-- begin Records supplied --

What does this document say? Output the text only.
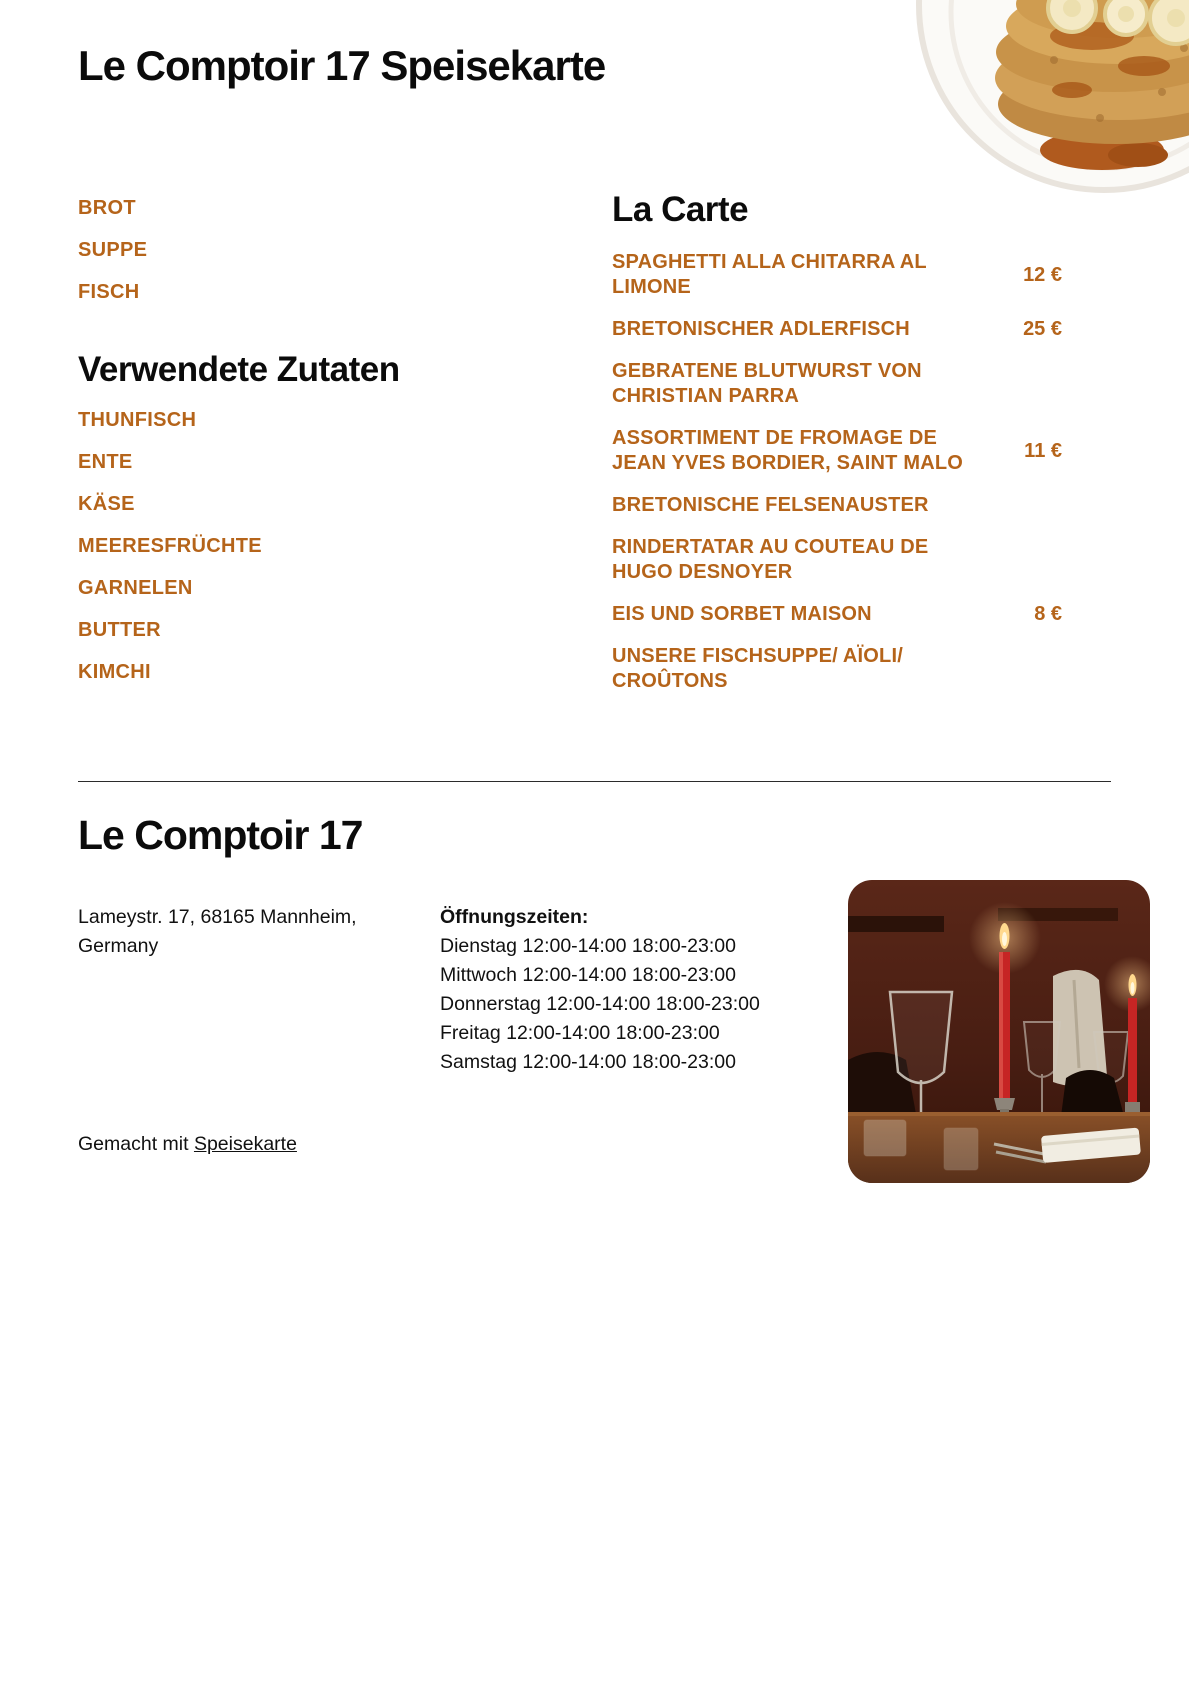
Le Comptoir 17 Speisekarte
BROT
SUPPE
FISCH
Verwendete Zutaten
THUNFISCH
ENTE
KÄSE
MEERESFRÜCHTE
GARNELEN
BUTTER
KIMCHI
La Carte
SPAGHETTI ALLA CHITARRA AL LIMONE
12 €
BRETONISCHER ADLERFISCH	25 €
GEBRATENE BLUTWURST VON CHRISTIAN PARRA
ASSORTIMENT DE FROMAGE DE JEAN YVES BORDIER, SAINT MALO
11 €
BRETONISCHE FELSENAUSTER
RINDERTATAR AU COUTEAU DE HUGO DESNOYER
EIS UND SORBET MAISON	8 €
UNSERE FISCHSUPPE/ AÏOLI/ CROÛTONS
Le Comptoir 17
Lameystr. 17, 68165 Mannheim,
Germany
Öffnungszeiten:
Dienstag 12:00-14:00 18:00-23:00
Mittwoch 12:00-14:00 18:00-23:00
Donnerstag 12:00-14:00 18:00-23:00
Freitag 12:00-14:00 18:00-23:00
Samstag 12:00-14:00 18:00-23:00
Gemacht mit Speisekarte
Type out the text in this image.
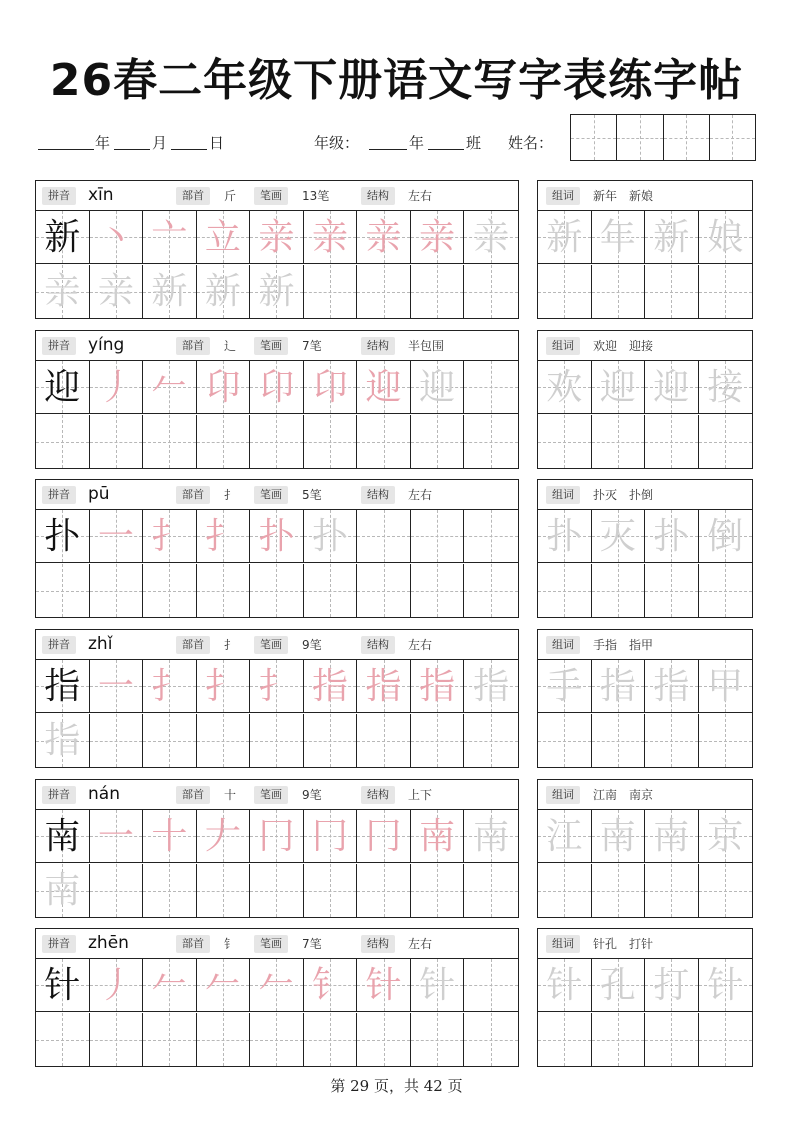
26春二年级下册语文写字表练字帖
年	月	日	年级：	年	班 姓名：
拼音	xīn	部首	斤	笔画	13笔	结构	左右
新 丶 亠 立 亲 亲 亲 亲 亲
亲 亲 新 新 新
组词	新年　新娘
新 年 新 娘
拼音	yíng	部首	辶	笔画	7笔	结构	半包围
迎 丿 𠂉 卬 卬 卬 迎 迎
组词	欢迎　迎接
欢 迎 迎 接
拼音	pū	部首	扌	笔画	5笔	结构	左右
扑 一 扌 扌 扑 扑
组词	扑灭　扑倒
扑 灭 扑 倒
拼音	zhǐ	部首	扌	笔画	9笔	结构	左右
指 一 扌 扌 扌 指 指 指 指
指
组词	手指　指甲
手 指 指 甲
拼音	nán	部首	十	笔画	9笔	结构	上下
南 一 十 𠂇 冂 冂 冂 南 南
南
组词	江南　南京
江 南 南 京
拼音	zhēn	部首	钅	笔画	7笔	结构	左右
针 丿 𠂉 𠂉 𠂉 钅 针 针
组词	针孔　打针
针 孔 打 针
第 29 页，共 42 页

-- end Records supplied --

● What to produce
Quote the records above in full, dropping each picture.

● Solution to the problem
What does this document say? Output the text only.
Le Comptoir 17 Speisekarte
BROT
SUPPE
FISCH
Verwendete Zutaten
THUNFISCH
ENTE
KÄSE
MEERESFRÜCHTE
GARNELEN
BUTTER
KIMCHI
La Carte
SPAGHETTI ALLA CHITARRA AL LIMONE
12 €
BRETONISCHER ADLERFISCH	25 €
GEBRATENE BLUTWURST VON CHRISTIAN PARRA
ASSORTIMENT DE FROMAGE DE JEAN YVES BORDIER, SAINT MALO
11 €
BRETONISCHE FELSENAUSTER
RINDERTATAR AU COUTEAU DE HUGO DESNOYER
EIS UND SORBET MAISON	8 €
UNSERE FISCHSUPPE/ AÏOLI/ CROÛTONS
Le Comptoir 17
Lameystr. 17, 68165 Mannheim,
Germany
Öffnungszeiten:
Dienstag 12:00-14:00 18:00-23:00
Mittwoch 12:00-14:00 18:00-23:00
Donnerstag 12:00-14:00 18:00-23:00
Freitag 12:00-14:00 18:00-23:00
Samstag 12:00-14:00 18:00-23:00
Gemacht mit Speisekarte
Type out the text in this image.
26春二年级下册语文写字表练字帖
年	月	日	年级：	年	班 姓名：
拼音	xīn	部首	斤	笔画	13笔	结构	左右
新 丶 亠 立 亲 亲 亲 亲 亲
亲 亲 新 新 新
组词	新年　新娘
新 年 新 娘
拼音	yíng	部首	辶	笔画	7笔	结构	半包围
迎 丿 𠂉 卬 卬 卬 迎 迎
组词	欢迎　迎接
欢 迎 迎 接
拼音	pū	部首	扌	笔画	5笔	结构	左右
扑 一 扌 扌 扑 扑
组词	扑灭　扑倒
扑 灭 扑 倒
拼音	zhǐ	部首	扌	笔画	9笔	结构	左右
指 一 扌 扌 扌 指 指 指 指
指
组词	手指　指甲
手 指 指 甲
拼音	nán	部首	十	笔画	9笔	结构	上下
南 一 十 𠂇 冂 冂 冂 南 南
南
组词	江南　南京
江 南 南 京
拼音	zhēn	部首	钅	笔画	7笔	结构	左右
针 丿 𠂉 𠂉 𠂉 钅 针 针
组词	针孔　打针
针 孔 打 针
第 29 页，共 42 页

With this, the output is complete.